Entries for labeled regions
--- begin ---

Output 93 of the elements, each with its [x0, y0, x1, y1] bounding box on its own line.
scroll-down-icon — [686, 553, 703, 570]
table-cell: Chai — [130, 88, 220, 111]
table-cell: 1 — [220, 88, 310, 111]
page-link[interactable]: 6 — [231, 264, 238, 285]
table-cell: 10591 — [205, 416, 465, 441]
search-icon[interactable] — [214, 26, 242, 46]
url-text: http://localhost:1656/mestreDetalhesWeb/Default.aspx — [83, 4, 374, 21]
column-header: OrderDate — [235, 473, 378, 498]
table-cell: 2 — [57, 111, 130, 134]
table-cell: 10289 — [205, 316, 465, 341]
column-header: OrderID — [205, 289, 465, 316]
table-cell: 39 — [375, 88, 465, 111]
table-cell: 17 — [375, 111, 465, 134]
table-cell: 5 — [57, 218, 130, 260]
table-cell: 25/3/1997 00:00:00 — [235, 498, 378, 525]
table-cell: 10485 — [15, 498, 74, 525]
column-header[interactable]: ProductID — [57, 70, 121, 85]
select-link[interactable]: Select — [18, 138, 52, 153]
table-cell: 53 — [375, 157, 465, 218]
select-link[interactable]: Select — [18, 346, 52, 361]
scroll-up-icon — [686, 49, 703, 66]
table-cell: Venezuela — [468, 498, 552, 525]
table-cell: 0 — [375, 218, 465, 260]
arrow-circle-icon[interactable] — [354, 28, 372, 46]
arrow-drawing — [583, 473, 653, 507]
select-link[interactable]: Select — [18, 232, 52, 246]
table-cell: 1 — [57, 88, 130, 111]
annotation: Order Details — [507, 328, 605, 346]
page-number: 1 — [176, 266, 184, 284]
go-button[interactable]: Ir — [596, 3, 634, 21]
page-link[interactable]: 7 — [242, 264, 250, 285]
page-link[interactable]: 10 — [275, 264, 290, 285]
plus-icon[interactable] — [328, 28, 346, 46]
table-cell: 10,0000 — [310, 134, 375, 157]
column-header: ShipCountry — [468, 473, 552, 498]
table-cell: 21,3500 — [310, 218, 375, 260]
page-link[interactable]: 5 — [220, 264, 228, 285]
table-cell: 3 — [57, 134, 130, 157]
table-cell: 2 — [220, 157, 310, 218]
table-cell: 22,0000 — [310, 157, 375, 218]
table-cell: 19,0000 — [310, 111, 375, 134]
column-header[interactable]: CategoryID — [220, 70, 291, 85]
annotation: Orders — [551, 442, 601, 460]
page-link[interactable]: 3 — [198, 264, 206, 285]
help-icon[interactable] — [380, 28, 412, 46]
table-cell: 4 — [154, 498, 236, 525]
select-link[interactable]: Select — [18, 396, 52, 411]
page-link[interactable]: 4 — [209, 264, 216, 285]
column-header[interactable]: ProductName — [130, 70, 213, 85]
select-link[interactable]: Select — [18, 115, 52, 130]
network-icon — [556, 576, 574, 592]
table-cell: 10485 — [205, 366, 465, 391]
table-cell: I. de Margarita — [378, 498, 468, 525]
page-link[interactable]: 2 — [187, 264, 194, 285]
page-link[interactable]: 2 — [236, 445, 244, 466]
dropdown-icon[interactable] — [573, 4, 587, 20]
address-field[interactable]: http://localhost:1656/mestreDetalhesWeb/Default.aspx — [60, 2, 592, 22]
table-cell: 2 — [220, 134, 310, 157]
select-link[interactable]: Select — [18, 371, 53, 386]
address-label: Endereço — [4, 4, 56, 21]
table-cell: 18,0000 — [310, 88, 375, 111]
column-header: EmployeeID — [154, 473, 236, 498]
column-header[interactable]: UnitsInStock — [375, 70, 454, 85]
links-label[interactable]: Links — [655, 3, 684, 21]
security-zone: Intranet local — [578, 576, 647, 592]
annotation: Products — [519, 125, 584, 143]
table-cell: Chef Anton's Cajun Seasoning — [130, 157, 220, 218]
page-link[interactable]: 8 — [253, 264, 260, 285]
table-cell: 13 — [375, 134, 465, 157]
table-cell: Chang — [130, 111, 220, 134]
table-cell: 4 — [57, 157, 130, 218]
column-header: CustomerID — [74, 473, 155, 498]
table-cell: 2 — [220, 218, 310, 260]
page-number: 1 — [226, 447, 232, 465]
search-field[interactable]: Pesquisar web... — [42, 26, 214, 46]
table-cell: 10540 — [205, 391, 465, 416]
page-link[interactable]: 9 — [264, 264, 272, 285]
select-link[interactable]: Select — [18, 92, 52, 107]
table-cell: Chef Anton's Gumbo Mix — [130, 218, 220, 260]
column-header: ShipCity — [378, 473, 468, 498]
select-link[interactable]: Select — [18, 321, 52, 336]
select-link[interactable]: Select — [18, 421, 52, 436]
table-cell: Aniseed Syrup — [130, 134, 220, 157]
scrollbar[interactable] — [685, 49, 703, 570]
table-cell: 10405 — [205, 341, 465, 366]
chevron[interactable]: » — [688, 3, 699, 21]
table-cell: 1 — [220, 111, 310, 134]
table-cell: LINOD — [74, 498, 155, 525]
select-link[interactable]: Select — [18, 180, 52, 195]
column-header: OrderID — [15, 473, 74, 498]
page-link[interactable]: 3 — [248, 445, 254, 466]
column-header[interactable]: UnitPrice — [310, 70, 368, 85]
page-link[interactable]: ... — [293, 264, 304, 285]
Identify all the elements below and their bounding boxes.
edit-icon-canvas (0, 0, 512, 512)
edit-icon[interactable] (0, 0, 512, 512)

--- end ---

## Written problem
Retype every line of the material above, keeping each character unchanged.

## Answer to the exercise
Output 93 of the elements, each with its [x0, y0, x1, y1] bounding box on its own line.
scroll-down-icon — [686, 553, 703, 570]
table-cell: Chai — [130, 88, 220, 111]
table-cell: 1 — [220, 88, 310, 111]
page-link[interactable]: 6 — [231, 264, 238, 285]
table-cell: 10591 — [205, 416, 465, 441]
search-icon[interactable] — [214, 26, 242, 46]
url-text: http://localhost:1656/mestreDetalhesWeb/Default.aspx — [83, 4, 374, 21]
column-header: OrderDate — [235, 473, 378, 498]
table-cell: 2 — [57, 111, 130, 134]
table-cell: 10289 — [205, 316, 465, 341]
column-header: OrderID — [205, 289, 465, 316]
table-cell: 39 — [375, 88, 465, 111]
table-cell: 17 — [375, 111, 465, 134]
table-cell: 5 — [57, 218, 130, 260]
table-cell: 25/3/1997 00:00:00 — [235, 498, 378, 525]
table-cell: 10485 — [15, 498, 74, 525]
column-header[interactable]: ProductID — [57, 70, 121, 85]
select-link[interactable]: Select — [18, 138, 52, 153]
table-cell: 53 — [375, 157, 465, 218]
select-link[interactable]: Select — [18, 346, 52, 361]
scroll-up-icon — [686, 49, 703, 66]
table-cell: Venezuela — [468, 498, 552, 525]
table-cell: 0 — [375, 218, 465, 260]
arrow-circle-icon[interactable] — [354, 28, 372, 46]
arrow-drawing — [583, 473, 653, 507]
select-link[interactable]: Select — [18, 232, 52, 246]
table-cell: 1 — [57, 88, 130, 111]
annotation: Order Details — [507, 328, 605, 346]
page-number: 1 — [176, 266, 184, 284]
go-button[interactable]: Ir — [596, 3, 634, 21]
page-link[interactable]: 7 — [242, 264, 250, 285]
page-link[interactable]: 10 — [275, 264, 290, 285]
plus-icon[interactable] — [328, 28, 346, 46]
table-cell: 10,0000 — [310, 134, 375, 157]
column-header: ShipCountry — [468, 473, 552, 498]
table-cell: 21,3500 — [310, 218, 375, 260]
page-link[interactable]: 5 — [220, 264, 228, 285]
table-cell: 3 — [57, 134, 130, 157]
table-cell: 2 — [220, 157, 310, 218]
table-cell: 22,0000 — [310, 157, 375, 218]
table-cell: 19,0000 — [310, 111, 375, 134]
column-header[interactable]: CategoryID — [220, 70, 291, 85]
annotation: Orders — [551, 442, 601, 460]
page-link[interactable]: 3 — [198, 264, 206, 285]
help-icon[interactable] — [380, 28, 412, 46]
table-cell: 4 — [154, 498, 236, 525]
select-link[interactable]: Select — [18, 396, 52, 411]
page-link[interactable]: 4 — [209, 264, 216, 285]
column-header[interactable]: ProductName — [130, 70, 213, 85]
select-link[interactable]: Select — [18, 115, 52, 130]
network-icon — [556, 576, 574, 592]
table-cell: 10485 — [205, 366, 465, 391]
table-cell: I. de Margarita — [378, 498, 468, 525]
page-link[interactable]: 2 — [187, 264, 194, 285]
page-link[interactable]: 2 — [236, 445, 244, 466]
dropdown-icon[interactable] — [573, 4, 587, 20]
address-field[interactable]: http://localhost:1656/mestreDetalhesWeb/Default.aspx — [60, 2, 592, 22]
table-cell: 2 — [220, 134, 310, 157]
select-link[interactable]: Select — [18, 371, 53, 386]
address-label: Endereço — [4, 4, 56, 21]
table-cell: 18,0000 — [310, 88, 375, 111]
column-header: EmployeeID — [154, 473, 236, 498]
column-header[interactable]: UnitsInStock — [375, 70, 454, 85]
links-label[interactable]: Links — [655, 3, 684, 21]
security-zone: Intranet local — [578, 576, 647, 592]
annotation: Products — [519, 125, 584, 143]
table-cell: Chef Anton's Cajun Seasoning — [130, 157, 220, 218]
page-link[interactable]: 8 — [253, 264, 260, 285]
table-cell: 13 — [375, 134, 465, 157]
table-cell: Chang — [130, 111, 220, 134]
table-cell: 4 — [57, 157, 130, 218]
column-header: CustomerID — [74, 473, 155, 498]
table-cell: 2 — [220, 218, 310, 260]
page-number: 1 — [226, 447, 232, 465]
search-field[interactable]: Pesquisar web... — [42, 26, 214, 46]
table-cell: 10540 — [205, 391, 465, 416]
page-link[interactable]: 9 — [264, 264, 272, 285]
select-link[interactable]: Select — [18, 92, 52, 107]
table-cell: Chef Anton's Gumbo Mix — [130, 218, 220, 260]
column-header: ShipCity — [378, 473, 468, 498]
select-link[interactable]: Select — [18, 321, 52, 336]
select-link[interactable]: Select — [18, 421, 52, 436]
table-cell: Aniseed Syrup — [130, 134, 220, 157]
scrollbar[interactable] — [685, 49, 703, 570]
table-cell: 10405 — [205, 341, 465, 366]
chevron[interactable]: » — [688, 3, 699, 21]
table-cell: 1 — [220, 111, 310, 134]
table-cell: LINOD — [74, 498, 155, 525]
select-link[interactable]: Select — [18, 180, 52, 195]
column-header: OrderID — [15, 473, 74, 498]
page-link[interactable]: 3 — [248, 445, 254, 466]
column-header[interactable]: UnitPrice — [310, 70, 368, 85]
page-link[interactable]: ... — [293, 264, 304, 285]
Identify all the elements below and their bounding boxes.
edit-icon-canvas (0, 0, 512, 512)
edit-icon[interactable] (0, 0, 512, 512)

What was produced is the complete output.